SUPPLIED ENTRIES:
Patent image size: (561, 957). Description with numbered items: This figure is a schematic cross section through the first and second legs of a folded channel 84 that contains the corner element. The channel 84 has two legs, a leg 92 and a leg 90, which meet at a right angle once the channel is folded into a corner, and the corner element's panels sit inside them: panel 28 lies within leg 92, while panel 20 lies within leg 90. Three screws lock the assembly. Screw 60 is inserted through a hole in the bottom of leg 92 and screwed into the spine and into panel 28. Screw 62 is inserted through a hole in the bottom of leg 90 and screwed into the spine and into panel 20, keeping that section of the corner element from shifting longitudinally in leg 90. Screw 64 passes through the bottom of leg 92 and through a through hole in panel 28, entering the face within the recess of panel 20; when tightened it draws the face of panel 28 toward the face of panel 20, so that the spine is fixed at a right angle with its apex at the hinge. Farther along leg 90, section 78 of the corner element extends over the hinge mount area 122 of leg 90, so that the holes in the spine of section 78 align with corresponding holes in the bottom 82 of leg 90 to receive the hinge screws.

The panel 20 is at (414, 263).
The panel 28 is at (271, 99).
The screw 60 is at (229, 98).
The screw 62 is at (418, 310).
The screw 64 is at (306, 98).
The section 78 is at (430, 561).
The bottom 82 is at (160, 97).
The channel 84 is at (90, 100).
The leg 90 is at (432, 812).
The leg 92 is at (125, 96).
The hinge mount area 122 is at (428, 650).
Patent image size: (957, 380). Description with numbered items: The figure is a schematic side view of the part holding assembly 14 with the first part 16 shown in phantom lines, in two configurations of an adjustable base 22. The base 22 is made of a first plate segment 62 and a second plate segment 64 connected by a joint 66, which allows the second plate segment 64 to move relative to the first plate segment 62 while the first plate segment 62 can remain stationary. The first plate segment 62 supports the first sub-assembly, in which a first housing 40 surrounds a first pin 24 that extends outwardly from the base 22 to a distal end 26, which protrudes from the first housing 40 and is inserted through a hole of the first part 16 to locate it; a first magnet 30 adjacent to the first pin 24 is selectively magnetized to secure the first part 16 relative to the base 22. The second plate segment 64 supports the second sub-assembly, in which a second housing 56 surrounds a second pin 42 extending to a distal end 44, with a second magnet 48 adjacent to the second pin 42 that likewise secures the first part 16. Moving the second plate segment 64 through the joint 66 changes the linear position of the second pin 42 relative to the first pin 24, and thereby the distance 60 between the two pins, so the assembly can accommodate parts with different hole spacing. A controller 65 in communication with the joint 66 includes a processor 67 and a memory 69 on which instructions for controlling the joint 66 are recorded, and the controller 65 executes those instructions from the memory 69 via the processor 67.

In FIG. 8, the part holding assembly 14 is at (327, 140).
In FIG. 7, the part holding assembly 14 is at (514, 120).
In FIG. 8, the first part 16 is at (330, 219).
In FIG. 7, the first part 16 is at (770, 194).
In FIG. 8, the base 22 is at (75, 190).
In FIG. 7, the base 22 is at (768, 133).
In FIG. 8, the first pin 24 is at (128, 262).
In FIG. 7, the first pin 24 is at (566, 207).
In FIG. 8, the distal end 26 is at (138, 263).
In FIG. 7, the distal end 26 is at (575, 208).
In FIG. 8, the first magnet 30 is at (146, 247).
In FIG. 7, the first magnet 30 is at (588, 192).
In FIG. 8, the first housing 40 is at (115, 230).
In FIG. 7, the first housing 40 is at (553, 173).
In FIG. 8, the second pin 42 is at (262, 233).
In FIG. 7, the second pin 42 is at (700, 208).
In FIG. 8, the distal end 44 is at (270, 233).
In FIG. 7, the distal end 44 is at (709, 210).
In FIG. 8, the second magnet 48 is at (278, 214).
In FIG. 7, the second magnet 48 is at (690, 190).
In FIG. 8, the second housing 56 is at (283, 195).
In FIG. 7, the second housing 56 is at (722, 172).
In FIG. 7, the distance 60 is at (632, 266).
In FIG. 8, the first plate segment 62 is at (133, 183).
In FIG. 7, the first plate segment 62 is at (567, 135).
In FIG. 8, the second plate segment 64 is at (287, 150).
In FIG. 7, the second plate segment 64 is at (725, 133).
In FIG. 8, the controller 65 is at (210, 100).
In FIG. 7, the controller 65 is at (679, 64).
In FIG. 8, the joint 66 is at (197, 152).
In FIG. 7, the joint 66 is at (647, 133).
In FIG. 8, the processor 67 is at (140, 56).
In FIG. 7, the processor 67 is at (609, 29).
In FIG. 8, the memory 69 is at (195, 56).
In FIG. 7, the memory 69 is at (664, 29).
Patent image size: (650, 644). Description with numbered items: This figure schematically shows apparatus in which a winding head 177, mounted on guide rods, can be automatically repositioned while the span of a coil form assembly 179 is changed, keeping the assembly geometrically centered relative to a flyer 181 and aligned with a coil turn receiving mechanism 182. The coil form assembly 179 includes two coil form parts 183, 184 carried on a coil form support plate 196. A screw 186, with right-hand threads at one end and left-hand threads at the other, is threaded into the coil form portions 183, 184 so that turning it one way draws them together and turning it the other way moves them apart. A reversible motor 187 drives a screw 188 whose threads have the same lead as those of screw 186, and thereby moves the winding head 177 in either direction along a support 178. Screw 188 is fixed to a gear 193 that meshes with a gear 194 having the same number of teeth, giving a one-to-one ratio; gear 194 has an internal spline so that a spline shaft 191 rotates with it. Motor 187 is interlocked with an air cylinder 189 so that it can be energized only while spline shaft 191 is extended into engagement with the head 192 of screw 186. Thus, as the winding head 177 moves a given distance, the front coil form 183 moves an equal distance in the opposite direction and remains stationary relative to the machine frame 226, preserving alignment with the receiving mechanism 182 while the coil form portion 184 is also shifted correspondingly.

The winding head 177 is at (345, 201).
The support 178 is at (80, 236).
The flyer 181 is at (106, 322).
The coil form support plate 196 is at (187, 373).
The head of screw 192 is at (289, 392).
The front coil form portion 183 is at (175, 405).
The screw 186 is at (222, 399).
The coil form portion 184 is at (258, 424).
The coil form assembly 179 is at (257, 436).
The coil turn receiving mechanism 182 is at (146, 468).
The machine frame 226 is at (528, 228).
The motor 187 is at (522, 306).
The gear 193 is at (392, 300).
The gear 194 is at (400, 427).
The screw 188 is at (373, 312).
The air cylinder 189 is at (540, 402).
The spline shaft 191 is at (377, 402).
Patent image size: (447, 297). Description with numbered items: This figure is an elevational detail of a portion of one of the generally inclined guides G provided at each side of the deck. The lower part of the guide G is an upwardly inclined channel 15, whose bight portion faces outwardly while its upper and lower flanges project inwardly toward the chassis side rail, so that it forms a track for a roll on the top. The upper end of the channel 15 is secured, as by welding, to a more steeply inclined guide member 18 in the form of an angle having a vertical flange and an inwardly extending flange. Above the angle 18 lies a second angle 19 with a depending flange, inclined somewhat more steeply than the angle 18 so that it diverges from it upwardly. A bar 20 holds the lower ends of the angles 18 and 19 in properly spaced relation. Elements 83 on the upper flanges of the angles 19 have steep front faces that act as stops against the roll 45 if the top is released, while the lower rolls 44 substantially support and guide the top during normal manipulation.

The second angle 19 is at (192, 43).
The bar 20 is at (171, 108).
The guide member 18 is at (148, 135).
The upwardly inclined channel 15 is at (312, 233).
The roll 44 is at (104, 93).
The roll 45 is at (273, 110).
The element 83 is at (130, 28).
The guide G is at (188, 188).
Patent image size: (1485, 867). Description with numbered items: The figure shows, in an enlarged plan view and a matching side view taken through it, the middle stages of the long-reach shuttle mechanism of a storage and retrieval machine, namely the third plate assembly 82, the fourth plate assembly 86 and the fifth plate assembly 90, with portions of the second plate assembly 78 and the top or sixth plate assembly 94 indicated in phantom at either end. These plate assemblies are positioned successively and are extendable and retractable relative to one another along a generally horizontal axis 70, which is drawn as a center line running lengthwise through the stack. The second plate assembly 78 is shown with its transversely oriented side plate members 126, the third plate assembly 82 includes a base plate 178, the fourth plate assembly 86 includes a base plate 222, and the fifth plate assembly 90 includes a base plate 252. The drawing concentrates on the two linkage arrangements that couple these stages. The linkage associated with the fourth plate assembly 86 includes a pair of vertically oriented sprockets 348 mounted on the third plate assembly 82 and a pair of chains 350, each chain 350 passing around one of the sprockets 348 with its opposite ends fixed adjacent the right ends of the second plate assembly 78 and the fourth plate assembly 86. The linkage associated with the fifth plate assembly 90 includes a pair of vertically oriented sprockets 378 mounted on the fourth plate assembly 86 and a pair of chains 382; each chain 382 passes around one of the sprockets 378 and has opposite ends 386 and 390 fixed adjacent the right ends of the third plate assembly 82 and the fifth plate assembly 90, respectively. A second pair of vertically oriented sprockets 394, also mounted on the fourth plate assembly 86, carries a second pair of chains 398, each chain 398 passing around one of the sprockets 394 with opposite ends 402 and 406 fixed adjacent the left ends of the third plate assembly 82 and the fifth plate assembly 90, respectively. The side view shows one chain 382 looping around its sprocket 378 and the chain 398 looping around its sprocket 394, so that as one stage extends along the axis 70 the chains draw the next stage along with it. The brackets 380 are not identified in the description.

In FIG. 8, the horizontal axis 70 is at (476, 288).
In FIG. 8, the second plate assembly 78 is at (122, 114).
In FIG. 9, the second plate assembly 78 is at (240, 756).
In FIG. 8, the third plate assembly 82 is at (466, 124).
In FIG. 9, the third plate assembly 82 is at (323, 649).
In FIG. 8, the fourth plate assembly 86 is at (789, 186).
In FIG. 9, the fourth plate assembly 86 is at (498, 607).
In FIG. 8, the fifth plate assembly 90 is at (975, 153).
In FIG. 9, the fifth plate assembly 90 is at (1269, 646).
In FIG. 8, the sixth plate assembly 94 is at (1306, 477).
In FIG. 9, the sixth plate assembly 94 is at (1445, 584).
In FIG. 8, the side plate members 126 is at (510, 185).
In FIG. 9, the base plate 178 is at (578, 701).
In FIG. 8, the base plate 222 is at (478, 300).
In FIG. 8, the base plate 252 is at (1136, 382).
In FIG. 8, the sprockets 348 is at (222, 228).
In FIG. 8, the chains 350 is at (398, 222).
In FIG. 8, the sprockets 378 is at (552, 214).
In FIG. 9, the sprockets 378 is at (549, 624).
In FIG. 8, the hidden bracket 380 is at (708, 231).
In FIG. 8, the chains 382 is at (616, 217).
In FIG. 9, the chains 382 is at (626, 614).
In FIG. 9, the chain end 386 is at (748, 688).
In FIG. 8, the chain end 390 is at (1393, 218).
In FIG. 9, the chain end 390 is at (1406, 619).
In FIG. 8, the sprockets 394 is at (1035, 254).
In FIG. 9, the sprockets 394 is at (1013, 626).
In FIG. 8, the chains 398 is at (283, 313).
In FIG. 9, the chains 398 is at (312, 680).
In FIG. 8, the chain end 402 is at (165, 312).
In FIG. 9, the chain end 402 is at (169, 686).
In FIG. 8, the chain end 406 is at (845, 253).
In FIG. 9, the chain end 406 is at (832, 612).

TASK STATEMENT: Convert the entries, from their opening line through the line containing "The section 78 is at (430, 561).", into a JSON list of strings, one string per line. Omit blank lines.

WRITTEN RESPONSE:
[
  "Patent image size: (561, 957). Description with numbered items: This figure is a schematic cross section through the first and second legs of a folded channel 84 that contains the corner element. The channel 84 has two legs, a leg 92 and a leg 90, which meet at a right angle once the channel is folded into a corner, and the corner element's panels sit inside them: panel 28 lies within leg 92, while panel 20 lies within leg 90. Three screws lock the assembly. Screw 60 is inserted through a hole in the bottom of leg 92 and screwed into the spine and into panel 28. Screw 62 is inserted through a hole in the bottom of leg 90 and screwed into the spine and into panel 20, keeping that section of the corner element from shifting longitudinally in leg 90. Screw 64 passes through the bottom of leg 92 and through a through hole in panel 28, entering the face within the recess of panel 20; when tightened it draws the face of panel 28 toward the face of panel 20, so that the spine is fixed at a right angle with its apex at the hinge. Farther along leg 90, section 78 of the corner element extends over the hinge mount area 122 of leg 90, so that the holes in the spine of section 78 align with corresponding holes in the bottom 82 of leg 90 to receive the hinge screws.",
  "The panel 20 is at (414, 263).",
  "The panel 28 is at (271, 99).",
  "The screw 60 is at (229, 98).",
  "The screw 62 is at (418, 310).",
  "The screw 64 is at (306, 98).",
  "The section 78 is at (430, 561)."
]